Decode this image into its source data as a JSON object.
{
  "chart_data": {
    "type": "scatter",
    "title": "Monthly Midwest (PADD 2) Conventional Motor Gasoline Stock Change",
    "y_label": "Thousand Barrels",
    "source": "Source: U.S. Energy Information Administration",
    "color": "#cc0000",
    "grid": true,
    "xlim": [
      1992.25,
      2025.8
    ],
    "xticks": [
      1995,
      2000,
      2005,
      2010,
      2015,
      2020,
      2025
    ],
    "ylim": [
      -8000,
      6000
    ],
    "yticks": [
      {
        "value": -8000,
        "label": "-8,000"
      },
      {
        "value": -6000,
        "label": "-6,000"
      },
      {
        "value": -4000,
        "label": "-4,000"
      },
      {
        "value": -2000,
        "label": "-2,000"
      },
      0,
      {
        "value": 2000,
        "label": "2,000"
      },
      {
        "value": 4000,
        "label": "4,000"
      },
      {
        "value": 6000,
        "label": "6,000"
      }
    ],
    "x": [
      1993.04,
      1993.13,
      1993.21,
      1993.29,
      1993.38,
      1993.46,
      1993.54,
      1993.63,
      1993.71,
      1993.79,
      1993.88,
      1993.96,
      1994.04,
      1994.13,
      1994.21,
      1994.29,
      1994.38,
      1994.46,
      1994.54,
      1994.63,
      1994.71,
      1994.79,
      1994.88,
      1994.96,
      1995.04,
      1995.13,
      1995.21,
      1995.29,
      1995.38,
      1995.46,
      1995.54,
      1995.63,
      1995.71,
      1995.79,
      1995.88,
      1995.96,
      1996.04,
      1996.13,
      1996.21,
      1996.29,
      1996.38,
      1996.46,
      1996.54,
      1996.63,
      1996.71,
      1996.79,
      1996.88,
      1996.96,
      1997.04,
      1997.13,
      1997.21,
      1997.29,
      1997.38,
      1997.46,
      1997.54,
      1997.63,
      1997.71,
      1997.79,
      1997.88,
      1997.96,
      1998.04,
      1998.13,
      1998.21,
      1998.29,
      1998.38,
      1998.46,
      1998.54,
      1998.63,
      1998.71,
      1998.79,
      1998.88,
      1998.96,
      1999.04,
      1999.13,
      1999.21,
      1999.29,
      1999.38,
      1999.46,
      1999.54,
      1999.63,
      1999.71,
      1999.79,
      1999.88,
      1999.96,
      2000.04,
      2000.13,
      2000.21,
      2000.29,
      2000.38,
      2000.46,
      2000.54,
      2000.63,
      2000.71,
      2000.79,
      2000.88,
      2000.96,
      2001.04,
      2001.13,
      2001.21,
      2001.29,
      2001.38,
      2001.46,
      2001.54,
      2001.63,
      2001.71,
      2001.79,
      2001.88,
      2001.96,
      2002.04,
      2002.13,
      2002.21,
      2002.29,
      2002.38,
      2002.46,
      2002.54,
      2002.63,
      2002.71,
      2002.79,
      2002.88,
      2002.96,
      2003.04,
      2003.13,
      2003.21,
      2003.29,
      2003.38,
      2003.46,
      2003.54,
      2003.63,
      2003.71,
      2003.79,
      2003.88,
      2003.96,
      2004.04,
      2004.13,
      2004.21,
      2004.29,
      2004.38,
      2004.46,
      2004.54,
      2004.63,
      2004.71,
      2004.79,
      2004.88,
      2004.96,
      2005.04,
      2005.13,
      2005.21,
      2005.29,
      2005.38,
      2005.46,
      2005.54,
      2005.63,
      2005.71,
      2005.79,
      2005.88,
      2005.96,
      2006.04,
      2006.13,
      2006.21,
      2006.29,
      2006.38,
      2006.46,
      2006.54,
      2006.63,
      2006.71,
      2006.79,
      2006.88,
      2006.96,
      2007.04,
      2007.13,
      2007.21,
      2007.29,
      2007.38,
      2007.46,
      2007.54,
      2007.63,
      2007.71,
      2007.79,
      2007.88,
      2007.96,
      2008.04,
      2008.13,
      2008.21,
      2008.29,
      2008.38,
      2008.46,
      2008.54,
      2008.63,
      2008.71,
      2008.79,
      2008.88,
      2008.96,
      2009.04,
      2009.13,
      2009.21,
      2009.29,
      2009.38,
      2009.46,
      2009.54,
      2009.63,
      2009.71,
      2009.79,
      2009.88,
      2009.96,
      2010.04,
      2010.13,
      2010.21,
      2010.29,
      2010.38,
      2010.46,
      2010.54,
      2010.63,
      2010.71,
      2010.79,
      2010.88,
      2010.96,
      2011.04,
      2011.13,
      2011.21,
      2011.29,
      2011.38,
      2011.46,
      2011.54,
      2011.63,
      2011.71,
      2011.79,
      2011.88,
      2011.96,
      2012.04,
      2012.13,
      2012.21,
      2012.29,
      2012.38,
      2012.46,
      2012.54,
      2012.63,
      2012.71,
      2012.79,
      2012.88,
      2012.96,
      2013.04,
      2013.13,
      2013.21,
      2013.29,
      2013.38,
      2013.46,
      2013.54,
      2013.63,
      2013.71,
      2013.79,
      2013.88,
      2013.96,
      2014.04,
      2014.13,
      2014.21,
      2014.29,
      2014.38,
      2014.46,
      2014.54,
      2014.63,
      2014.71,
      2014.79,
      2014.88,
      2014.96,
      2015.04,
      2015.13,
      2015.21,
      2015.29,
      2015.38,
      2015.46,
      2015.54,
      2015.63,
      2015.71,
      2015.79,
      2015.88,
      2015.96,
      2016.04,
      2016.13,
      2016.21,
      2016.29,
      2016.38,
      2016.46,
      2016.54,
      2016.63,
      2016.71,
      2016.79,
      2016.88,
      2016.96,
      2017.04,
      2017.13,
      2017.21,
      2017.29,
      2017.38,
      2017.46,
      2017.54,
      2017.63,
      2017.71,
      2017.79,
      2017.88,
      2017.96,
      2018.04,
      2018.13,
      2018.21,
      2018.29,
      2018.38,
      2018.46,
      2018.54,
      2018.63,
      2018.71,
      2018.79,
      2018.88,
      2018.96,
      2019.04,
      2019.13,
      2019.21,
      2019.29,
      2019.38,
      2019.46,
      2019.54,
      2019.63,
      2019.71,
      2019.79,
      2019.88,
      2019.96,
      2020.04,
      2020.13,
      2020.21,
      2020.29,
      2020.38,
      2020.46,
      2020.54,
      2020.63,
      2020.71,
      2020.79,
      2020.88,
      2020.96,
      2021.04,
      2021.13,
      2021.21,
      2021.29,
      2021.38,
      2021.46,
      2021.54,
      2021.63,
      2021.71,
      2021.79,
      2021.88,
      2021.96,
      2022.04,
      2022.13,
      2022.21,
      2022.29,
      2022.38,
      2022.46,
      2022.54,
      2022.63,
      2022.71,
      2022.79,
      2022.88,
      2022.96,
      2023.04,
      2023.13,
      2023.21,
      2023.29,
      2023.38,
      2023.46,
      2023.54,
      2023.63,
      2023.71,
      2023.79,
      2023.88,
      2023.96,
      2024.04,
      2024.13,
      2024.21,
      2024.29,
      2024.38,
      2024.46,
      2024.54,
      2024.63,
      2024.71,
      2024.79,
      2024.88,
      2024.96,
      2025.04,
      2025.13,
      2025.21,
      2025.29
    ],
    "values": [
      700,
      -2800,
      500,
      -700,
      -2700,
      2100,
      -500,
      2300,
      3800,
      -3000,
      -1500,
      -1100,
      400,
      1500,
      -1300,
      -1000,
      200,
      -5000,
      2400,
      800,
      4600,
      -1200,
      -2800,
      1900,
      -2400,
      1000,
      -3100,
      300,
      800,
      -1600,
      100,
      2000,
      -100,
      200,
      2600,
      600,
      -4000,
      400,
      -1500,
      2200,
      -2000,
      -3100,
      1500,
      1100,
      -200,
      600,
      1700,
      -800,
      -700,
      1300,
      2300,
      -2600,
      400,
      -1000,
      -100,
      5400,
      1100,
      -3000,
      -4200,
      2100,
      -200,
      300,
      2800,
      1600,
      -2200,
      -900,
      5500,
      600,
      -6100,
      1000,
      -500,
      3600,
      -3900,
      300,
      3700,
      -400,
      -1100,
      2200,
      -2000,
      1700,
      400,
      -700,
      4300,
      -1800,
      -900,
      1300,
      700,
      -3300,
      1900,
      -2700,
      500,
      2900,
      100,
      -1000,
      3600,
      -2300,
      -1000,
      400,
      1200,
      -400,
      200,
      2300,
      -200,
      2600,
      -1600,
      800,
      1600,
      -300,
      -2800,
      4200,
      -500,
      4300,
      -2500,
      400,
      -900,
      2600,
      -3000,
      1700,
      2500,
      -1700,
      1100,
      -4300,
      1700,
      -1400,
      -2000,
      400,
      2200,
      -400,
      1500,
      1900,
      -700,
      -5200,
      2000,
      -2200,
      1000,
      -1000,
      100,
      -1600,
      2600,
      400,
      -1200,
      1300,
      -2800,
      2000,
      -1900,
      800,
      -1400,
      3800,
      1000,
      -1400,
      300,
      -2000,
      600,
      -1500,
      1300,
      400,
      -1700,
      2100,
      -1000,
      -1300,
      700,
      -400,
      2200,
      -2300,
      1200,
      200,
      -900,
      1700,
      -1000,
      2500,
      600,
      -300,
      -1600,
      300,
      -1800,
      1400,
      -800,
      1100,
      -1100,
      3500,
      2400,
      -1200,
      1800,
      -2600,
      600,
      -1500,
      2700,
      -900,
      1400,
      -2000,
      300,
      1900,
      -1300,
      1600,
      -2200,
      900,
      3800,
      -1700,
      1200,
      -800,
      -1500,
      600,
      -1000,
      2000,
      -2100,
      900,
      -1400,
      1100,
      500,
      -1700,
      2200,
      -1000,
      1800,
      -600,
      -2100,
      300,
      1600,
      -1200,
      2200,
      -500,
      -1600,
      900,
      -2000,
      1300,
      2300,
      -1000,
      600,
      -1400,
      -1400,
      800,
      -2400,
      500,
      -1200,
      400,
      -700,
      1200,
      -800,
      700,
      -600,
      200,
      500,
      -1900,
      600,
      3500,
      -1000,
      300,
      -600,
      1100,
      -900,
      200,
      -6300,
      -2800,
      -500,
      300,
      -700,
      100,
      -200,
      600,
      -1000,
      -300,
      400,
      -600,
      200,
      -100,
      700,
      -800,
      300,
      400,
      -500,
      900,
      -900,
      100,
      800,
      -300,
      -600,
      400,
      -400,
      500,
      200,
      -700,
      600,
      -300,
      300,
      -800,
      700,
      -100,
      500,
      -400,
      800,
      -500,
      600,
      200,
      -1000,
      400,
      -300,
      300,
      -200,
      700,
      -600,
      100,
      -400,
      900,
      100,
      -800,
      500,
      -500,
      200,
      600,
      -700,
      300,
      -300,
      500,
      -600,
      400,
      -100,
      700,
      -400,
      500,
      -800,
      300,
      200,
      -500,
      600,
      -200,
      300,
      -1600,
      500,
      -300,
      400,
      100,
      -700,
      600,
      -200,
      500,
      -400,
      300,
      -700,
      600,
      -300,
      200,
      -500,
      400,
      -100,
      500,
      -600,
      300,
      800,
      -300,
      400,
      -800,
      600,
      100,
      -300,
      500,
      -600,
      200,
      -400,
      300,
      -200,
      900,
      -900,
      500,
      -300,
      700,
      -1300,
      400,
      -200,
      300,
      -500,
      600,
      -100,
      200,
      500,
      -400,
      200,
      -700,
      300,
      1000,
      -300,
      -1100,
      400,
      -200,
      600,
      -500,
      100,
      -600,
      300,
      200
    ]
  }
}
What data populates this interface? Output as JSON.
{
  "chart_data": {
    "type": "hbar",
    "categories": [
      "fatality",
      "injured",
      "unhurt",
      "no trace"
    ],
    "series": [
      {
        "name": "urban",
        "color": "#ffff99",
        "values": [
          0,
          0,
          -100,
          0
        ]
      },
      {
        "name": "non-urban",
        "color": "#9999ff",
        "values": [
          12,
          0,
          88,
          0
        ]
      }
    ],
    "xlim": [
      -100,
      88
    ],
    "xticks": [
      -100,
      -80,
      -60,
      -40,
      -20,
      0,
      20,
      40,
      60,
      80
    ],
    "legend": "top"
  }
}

#### GIVEN REQUEST
Give exactly the lines from the one with "What data populates" to the end of the entries, nothing before them.

#### IN RESPONSE
What data populates this interface? Output as JSON.
{
  "chart_data": {
    "type": "hbar",
    "categories": [
      "fatality",
      "injured",
      "unhurt",
      "no trace"
    ],
    "series": [
      {
        "name": "urban",
        "color": "#ffff99",
        "values": [
          0,
          0,
          -100,
          0
        ]
      },
      {
        "name": "non-urban",
        "color": "#9999ff",
        "values": [
          12,
          0,
          88,
          0
        ]
      }
    ],
    "xlim": [
      -100,
      88
    ],
    "xticks": [
      -100,
      -80,
      -60,
      -40,
      -20,
      0,
      20,
      40,
      60,
      80
    ],
    "legend": "top"
  }
}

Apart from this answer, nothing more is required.